Dataset rows.
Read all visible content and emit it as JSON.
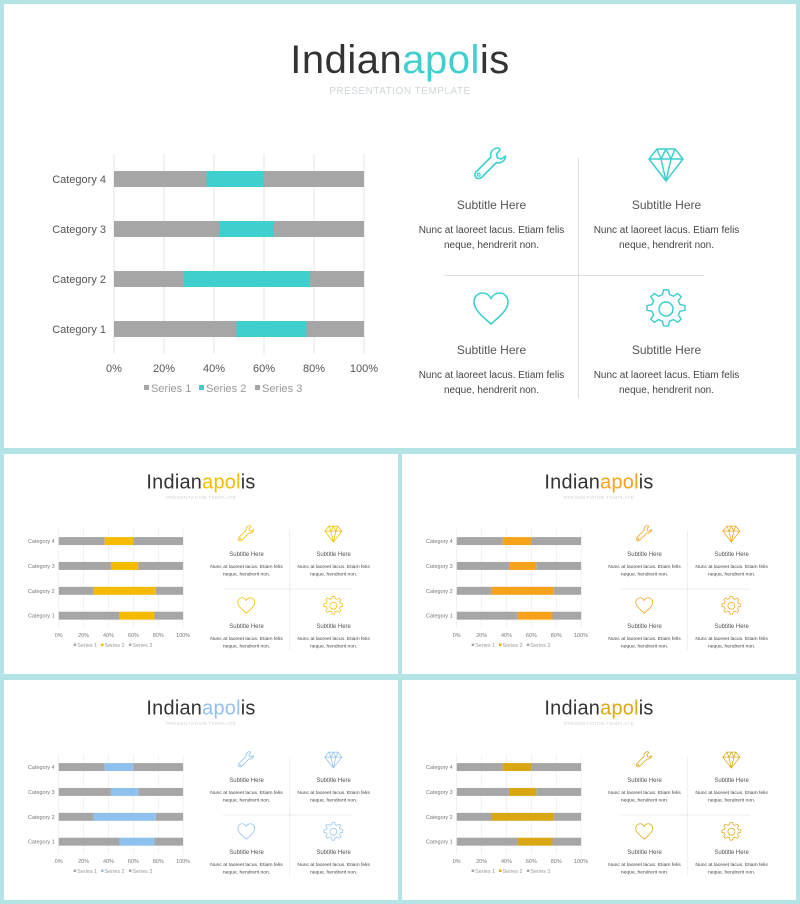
{
  "slides": [
    {
      "id": "slide-main",
      "title_part1": "Indian",
      "title_accent": "apol",
      "title_part2": "is",
      "subtitle": "PRESENTATION TEMPLATE",
      "accent": "#3fcfcf"
    },
    {
      "id": "slide-yellow",
      "title_part1": "Indian",
      "title_accent": "apol",
      "title_part2": "is",
      "subtitle": "PRESENTATION TEMPLATE",
      "accent": "#f5bb00"
    },
    {
      "id": "slide-orange",
      "title_part1": "Indian",
      "title_accent": "apol",
      "title_part2": "is",
      "subtitle": "PRESENTATION TEMPLATE",
      "accent": "#f7a21b"
    },
    {
      "id": "slide-blue",
      "title_part1": "Indian",
      "title_accent": "apol",
      "title_part2": "is",
      "subtitle": "PRESENTATION TEMPLATE",
      "accent": "#8fc1ee"
    },
    {
      "id": "slide-gold",
      "title_part1": "Indian",
      "title_accent": "apol",
      "title_part2": "is",
      "subtitle": "PRESENTATION TEMPLATE",
      "accent": "#d8a713"
    }
  ],
  "chart_data": {
    "type": "bar",
    "orientation": "horizontal",
    "stacked": "100%",
    "categories": [
      "Category 1",
      "Category 2",
      "Category 3",
      "Category 4"
    ],
    "series": [
      {
        "name": "Series 1",
        "values": [
          49,
          28,
          42,
          37
        ],
        "color": "#a6a6a6"
      },
      {
        "name": "Series 2",
        "values": [
          28,
          50,
          22,
          23
        ],
        "color": "accent"
      },
      {
        "name": "Series 3",
        "values": [
          23,
          22,
          36,
          40
        ],
        "color": "#a6a6a6"
      }
    ],
    "x_ticks": [
      "0%",
      "20%",
      "40%",
      "60%",
      "80%",
      "100%"
    ],
    "xlim": [
      0,
      100
    ],
    "legend": "bottom",
    "grid": true
  },
  "tiles": [
    {
      "icon": "wrench-icon",
      "title": "Subtitle  Here",
      "text": "Nunc at laoreet lacus. Etiam felis neque, hendrerit non."
    },
    {
      "icon": "diamond-icon",
      "title": "Subtitle  Here",
      "text": "Nunc at laoreet lacus. Etiam felis neque, hendrerit non."
    },
    {
      "icon": "heart-icon",
      "title": "Subtitle  Here",
      "text": "Nunc at laoreet lacus. Etiam felis neque, hendrerit non."
    },
    {
      "icon": "gear-icon",
      "title": "Subtitle  Here",
      "text": "Nunc at laoreet lacus. Etiam felis neque, hendrerit non."
    }
  ]
}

Given task.
Reproduce each line exactly, please, except for any pictures.

The output.
Read all visible content and emit it as JSON.
{
  "slides": [
    {
      "id": "slide-main",
      "title_part1": "Indian",
      "title_accent": "apol",
      "title_part2": "is",
      "subtitle": "PRESENTATION TEMPLATE",
      "accent": "#3fcfcf"
    },
    {
      "id": "slide-yellow",
      "title_part1": "Indian",
      "title_accent": "apol",
      "title_part2": "is",
      "subtitle": "PRESENTATION TEMPLATE",
      "accent": "#f5bb00"
    },
    {
      "id": "slide-orange",
      "title_part1": "Indian",
      "title_accent": "apol",
      "title_part2": "is",
      "subtitle": "PRESENTATION TEMPLATE",
      "accent": "#f7a21b"
    },
    {
      "id": "slide-blue",
      "title_part1": "Indian",
      "title_accent": "apol",
      "title_part2": "is",
      "subtitle": "PRESENTATION TEMPLATE",
      "accent": "#8fc1ee"
    },
    {
      "id": "slide-gold",
      "title_part1": "Indian",
      "title_accent": "apol",
      "title_part2": "is",
      "subtitle": "PRESENTATION TEMPLATE",
      "accent": "#d8a713"
    }
  ],
  "chart_data": {
    "type": "bar",
    "orientation": "horizontal",
    "stacked": "100%",
    "categories": [
      "Category 1",
      "Category 2",
      "Category 3",
      "Category 4"
    ],
    "series": [
      {
        "name": "Series 1",
        "values": [
          49,
          28,
          42,
          37
        ],
        "color": "#a6a6a6"
      },
      {
        "name": "Series 2",
        "values": [
          28,
          50,
          22,
          23
        ],
        "color": "accent"
      },
      {
        "name": "Series 3",
        "values": [
          23,
          22,
          36,
          40
        ],
        "color": "#a6a6a6"
      }
    ],
    "x_ticks": [
      "0%",
      "20%",
      "40%",
      "60%",
      "80%",
      "100%"
    ],
    "xlim": [
      0,
      100
    ],
    "legend": "bottom",
    "grid": true
  },
  "tiles": [
    {
      "icon": "wrench-icon",
      "title": "Subtitle  Here",
      "text": "Nunc at laoreet lacus. Etiam felis neque, hendrerit non."
    },
    {
      "icon": "diamond-icon",
      "title": "Subtitle  Here",
      "text": "Nunc at laoreet lacus. Etiam felis neque, hendrerit non."
    },
    {
      "icon": "heart-icon",
      "title": "Subtitle  Here",
      "text": "Nunc at laoreet lacus. Etiam felis neque, hendrerit non."
    },
    {
      "icon": "gear-icon",
      "title": "Subtitle  Here",
      "text": "Nunc at laoreet lacus. Etiam felis neque, hendrerit non."
    }
  ]
}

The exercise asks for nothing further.